— START Material provided —
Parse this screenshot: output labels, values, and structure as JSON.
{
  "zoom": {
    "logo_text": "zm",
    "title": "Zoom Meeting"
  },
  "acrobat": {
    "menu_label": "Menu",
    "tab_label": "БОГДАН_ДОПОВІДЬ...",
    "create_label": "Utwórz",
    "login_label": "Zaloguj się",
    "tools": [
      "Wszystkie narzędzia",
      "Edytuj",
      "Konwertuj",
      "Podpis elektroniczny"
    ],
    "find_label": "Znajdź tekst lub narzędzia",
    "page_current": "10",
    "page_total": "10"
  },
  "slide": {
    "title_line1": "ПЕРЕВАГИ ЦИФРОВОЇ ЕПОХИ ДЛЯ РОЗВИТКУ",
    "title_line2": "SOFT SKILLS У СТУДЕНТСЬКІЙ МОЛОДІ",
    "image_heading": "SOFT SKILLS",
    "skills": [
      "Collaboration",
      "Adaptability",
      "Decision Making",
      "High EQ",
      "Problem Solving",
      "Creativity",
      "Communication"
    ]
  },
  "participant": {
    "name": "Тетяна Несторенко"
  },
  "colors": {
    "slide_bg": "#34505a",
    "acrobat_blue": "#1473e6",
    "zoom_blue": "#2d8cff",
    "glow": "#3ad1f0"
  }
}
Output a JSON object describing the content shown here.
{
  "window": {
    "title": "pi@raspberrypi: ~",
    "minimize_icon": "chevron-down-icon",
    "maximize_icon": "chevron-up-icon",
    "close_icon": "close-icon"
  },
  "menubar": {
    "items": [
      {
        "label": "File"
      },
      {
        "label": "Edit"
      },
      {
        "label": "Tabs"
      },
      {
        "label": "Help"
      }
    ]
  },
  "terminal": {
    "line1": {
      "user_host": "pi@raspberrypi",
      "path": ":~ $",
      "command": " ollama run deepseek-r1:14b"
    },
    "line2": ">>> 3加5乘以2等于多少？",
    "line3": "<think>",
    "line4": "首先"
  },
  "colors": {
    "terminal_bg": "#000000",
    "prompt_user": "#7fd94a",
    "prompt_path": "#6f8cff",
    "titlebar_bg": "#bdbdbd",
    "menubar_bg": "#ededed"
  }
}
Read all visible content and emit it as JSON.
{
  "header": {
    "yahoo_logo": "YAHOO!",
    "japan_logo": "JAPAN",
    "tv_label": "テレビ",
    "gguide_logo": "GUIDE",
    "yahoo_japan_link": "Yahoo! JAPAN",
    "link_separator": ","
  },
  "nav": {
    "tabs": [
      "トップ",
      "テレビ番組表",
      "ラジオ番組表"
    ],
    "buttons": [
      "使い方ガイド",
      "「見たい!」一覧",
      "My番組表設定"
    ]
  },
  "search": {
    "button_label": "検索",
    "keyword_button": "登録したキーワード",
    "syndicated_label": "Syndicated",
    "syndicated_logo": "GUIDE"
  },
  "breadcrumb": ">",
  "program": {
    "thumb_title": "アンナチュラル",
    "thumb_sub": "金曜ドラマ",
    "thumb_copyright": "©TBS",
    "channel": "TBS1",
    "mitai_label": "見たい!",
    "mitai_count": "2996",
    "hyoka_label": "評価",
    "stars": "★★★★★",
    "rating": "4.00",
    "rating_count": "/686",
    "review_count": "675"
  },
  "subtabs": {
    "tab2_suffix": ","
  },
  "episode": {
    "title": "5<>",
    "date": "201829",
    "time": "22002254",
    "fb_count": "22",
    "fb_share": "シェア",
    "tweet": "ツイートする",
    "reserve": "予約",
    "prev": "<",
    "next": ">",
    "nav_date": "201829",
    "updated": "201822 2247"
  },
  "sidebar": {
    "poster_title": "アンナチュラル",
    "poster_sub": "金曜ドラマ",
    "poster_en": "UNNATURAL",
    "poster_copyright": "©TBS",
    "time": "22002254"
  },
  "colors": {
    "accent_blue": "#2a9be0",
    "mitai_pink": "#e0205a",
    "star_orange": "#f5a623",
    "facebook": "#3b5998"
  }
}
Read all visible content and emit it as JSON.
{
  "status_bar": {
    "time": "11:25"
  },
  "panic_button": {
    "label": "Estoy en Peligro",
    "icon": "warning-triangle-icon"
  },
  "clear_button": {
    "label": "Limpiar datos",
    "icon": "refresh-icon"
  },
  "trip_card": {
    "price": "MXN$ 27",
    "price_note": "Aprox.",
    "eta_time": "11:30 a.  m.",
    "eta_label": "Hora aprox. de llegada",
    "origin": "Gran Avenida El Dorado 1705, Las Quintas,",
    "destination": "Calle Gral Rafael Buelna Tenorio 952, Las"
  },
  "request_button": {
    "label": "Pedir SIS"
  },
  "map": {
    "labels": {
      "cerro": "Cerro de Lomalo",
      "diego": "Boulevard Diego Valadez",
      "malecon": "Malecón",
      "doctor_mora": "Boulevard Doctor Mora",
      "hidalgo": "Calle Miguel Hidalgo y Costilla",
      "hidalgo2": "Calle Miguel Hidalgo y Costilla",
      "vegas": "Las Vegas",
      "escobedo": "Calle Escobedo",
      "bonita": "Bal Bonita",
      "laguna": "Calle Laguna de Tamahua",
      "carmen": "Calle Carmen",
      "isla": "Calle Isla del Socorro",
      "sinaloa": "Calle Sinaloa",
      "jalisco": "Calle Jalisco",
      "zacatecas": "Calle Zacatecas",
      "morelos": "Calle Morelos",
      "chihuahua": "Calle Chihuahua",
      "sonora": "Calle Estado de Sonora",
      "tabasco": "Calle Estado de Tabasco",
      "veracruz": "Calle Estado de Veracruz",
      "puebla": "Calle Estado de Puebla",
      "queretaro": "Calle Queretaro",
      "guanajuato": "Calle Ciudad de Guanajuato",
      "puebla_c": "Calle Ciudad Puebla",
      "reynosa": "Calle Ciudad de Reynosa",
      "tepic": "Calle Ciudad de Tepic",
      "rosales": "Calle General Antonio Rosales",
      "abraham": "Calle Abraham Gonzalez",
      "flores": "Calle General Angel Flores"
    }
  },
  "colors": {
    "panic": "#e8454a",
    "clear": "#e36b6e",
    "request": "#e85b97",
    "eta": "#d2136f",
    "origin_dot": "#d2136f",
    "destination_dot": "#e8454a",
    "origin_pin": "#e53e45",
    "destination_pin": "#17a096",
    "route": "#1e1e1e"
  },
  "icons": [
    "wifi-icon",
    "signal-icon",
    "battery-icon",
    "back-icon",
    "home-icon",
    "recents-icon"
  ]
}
— END Material provided —
Aim: Among the lines of the material, find those that hold the word "JAPAN" and copy them.

Task response:
    "japan_logo": "JAPAN",
    "yahoo_japan_link": "Yahoo! JAPAN",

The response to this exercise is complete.